(Layout records)
- - - - - - -

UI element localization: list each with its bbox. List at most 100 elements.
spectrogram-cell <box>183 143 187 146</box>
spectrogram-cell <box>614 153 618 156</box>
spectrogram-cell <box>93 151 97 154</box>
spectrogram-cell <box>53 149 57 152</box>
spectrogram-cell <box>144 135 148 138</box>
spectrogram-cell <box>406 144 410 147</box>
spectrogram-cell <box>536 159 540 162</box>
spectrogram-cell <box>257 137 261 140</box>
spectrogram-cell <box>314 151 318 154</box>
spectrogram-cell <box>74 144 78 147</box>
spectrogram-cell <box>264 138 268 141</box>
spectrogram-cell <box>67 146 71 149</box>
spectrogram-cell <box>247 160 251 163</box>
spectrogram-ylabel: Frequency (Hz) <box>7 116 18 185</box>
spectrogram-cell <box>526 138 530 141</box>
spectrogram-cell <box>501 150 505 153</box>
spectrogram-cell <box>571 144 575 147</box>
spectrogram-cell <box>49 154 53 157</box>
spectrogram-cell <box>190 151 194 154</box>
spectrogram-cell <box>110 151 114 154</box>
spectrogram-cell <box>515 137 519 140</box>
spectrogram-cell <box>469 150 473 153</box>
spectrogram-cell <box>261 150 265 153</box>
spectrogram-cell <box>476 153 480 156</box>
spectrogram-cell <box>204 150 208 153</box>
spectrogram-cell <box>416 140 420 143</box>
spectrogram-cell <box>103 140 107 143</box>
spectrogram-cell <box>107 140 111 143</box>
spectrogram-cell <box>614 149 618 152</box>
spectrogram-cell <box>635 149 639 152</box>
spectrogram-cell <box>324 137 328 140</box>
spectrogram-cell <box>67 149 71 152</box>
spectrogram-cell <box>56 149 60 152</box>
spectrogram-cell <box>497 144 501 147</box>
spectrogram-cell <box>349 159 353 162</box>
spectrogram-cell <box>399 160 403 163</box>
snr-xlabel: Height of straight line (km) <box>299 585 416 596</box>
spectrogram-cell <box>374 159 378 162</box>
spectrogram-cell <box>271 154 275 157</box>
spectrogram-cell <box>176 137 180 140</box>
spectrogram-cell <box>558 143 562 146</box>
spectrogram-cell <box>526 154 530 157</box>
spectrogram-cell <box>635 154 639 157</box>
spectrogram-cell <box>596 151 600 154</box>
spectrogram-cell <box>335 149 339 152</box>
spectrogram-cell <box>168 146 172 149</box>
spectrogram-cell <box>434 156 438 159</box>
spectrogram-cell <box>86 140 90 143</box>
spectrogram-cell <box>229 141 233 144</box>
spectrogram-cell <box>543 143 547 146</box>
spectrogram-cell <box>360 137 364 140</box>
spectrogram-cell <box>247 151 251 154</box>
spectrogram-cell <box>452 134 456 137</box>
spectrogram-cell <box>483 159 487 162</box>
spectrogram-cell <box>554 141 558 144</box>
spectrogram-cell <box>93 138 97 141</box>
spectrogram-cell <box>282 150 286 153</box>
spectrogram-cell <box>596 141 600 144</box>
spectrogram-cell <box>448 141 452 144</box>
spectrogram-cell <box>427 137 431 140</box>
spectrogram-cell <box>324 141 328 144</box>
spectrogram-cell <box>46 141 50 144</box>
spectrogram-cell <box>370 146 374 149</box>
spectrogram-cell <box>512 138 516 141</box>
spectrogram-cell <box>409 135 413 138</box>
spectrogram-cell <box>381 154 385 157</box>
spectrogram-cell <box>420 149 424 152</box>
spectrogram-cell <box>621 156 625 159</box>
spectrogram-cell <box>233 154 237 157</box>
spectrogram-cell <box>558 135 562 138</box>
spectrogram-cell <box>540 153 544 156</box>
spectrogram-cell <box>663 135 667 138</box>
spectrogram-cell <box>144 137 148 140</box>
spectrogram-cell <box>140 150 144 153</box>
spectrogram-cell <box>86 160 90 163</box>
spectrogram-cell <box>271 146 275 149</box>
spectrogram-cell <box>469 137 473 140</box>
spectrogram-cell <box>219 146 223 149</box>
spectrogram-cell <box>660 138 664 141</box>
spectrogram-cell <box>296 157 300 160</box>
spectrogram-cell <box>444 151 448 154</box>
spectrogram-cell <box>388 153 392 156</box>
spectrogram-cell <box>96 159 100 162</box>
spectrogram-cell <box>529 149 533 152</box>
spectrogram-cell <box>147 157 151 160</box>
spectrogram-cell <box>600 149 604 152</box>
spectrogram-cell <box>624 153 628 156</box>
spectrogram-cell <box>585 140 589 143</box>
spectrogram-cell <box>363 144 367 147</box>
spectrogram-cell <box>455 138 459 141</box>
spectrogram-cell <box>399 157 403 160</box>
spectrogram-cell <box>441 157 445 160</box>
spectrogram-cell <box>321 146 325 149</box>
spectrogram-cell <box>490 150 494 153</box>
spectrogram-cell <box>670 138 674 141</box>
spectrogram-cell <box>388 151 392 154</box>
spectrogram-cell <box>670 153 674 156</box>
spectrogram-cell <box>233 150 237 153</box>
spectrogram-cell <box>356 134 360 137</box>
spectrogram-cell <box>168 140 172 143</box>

- - - - - - -

Print the listing above again, reproducing each line character for character.

:: Solution to this problem ::
UI element localization: list each with its bbox. List at most 100 elements.
spectrogram-cell <box>183 143 187 146</box>
spectrogram-cell <box>614 153 618 156</box>
spectrogram-cell <box>93 151 97 154</box>
spectrogram-cell <box>53 149 57 152</box>
spectrogram-cell <box>144 135 148 138</box>
spectrogram-cell <box>406 144 410 147</box>
spectrogram-cell <box>536 159 540 162</box>
spectrogram-cell <box>257 137 261 140</box>
spectrogram-cell <box>314 151 318 154</box>
spectrogram-cell <box>74 144 78 147</box>
spectrogram-cell <box>264 138 268 141</box>
spectrogram-cell <box>67 146 71 149</box>
spectrogram-cell <box>247 160 251 163</box>
spectrogram-ylabel: Frequency (Hz) <box>7 116 18 185</box>
spectrogram-cell <box>526 138 530 141</box>
spectrogram-cell <box>501 150 505 153</box>
spectrogram-cell <box>571 144 575 147</box>
spectrogram-cell <box>49 154 53 157</box>
spectrogram-cell <box>190 151 194 154</box>
spectrogram-cell <box>110 151 114 154</box>
spectrogram-cell <box>515 137 519 140</box>
spectrogram-cell <box>469 150 473 153</box>
spectrogram-cell <box>261 150 265 153</box>
spectrogram-cell <box>476 153 480 156</box>
spectrogram-cell <box>204 150 208 153</box>
spectrogram-cell <box>416 140 420 143</box>
spectrogram-cell <box>103 140 107 143</box>
spectrogram-cell <box>107 140 111 143</box>
spectrogram-cell <box>614 149 618 152</box>
spectrogram-cell <box>635 149 639 152</box>
spectrogram-cell <box>324 137 328 140</box>
spectrogram-cell <box>67 149 71 152</box>
spectrogram-cell <box>56 149 60 152</box>
spectrogram-cell <box>497 144 501 147</box>
spectrogram-cell <box>349 159 353 162</box>
spectrogram-cell <box>399 160 403 163</box>
snr-xlabel: Height of straight line (km) <box>299 585 416 596</box>
spectrogram-cell <box>374 159 378 162</box>
spectrogram-cell <box>271 154 275 157</box>
spectrogram-cell <box>176 137 180 140</box>
spectrogram-cell <box>558 143 562 146</box>
spectrogram-cell <box>526 154 530 157</box>
spectrogram-cell <box>635 154 639 157</box>
spectrogram-cell <box>596 151 600 154</box>
spectrogram-cell <box>335 149 339 152</box>
spectrogram-cell <box>168 146 172 149</box>
spectrogram-cell <box>434 156 438 159</box>
spectrogram-cell <box>86 140 90 143</box>
spectrogram-cell <box>229 141 233 144</box>
spectrogram-cell <box>543 143 547 146</box>
spectrogram-cell <box>360 137 364 140</box>
spectrogram-cell <box>247 151 251 154</box>
spectrogram-cell <box>452 134 456 137</box>
spectrogram-cell <box>483 159 487 162</box>
spectrogram-cell <box>554 141 558 144</box>
spectrogram-cell <box>93 138 97 141</box>
spectrogram-cell <box>282 150 286 153</box>
spectrogram-cell <box>596 141 600 144</box>
spectrogram-cell <box>448 141 452 144</box>
spectrogram-cell <box>427 137 431 140</box>
spectrogram-cell <box>324 141 328 144</box>
spectrogram-cell <box>46 141 50 144</box>
spectrogram-cell <box>370 146 374 149</box>
spectrogram-cell <box>512 138 516 141</box>
spectrogram-cell <box>409 135 413 138</box>
spectrogram-cell <box>381 154 385 157</box>
spectrogram-cell <box>420 149 424 152</box>
spectrogram-cell <box>621 156 625 159</box>
spectrogram-cell <box>233 154 237 157</box>
spectrogram-cell <box>558 135 562 138</box>
spectrogram-cell <box>540 153 544 156</box>
spectrogram-cell <box>663 135 667 138</box>
spectrogram-cell <box>144 137 148 140</box>
spectrogram-cell <box>140 150 144 153</box>
spectrogram-cell <box>86 160 90 163</box>
spectrogram-cell <box>271 146 275 149</box>
spectrogram-cell <box>469 137 473 140</box>
spectrogram-cell <box>219 146 223 149</box>
spectrogram-cell <box>660 138 664 141</box>
spectrogram-cell <box>296 157 300 160</box>
spectrogram-cell <box>444 151 448 154</box>
spectrogram-cell <box>388 153 392 156</box>
spectrogram-cell <box>96 159 100 162</box>
spectrogram-cell <box>529 149 533 152</box>
spectrogram-cell <box>147 157 151 160</box>
spectrogram-cell <box>600 149 604 152</box>
spectrogram-cell <box>624 153 628 156</box>
spectrogram-cell <box>585 140 589 143</box>
spectrogram-cell <box>363 144 367 147</box>
spectrogram-cell <box>455 138 459 141</box>
spectrogram-cell <box>399 157 403 160</box>
spectrogram-cell <box>441 157 445 160</box>
spectrogram-cell <box>321 146 325 149</box>
spectrogram-cell <box>490 150 494 153</box>
spectrogram-cell <box>670 138 674 141</box>
spectrogram-cell <box>388 151 392 154</box>
spectrogram-cell <box>670 153 674 156</box>
spectrogram-cell <box>233 150 237 153</box>
spectrogram-cell <box>356 134 360 137</box>
spectrogram-cell <box>168 140 172 143</box>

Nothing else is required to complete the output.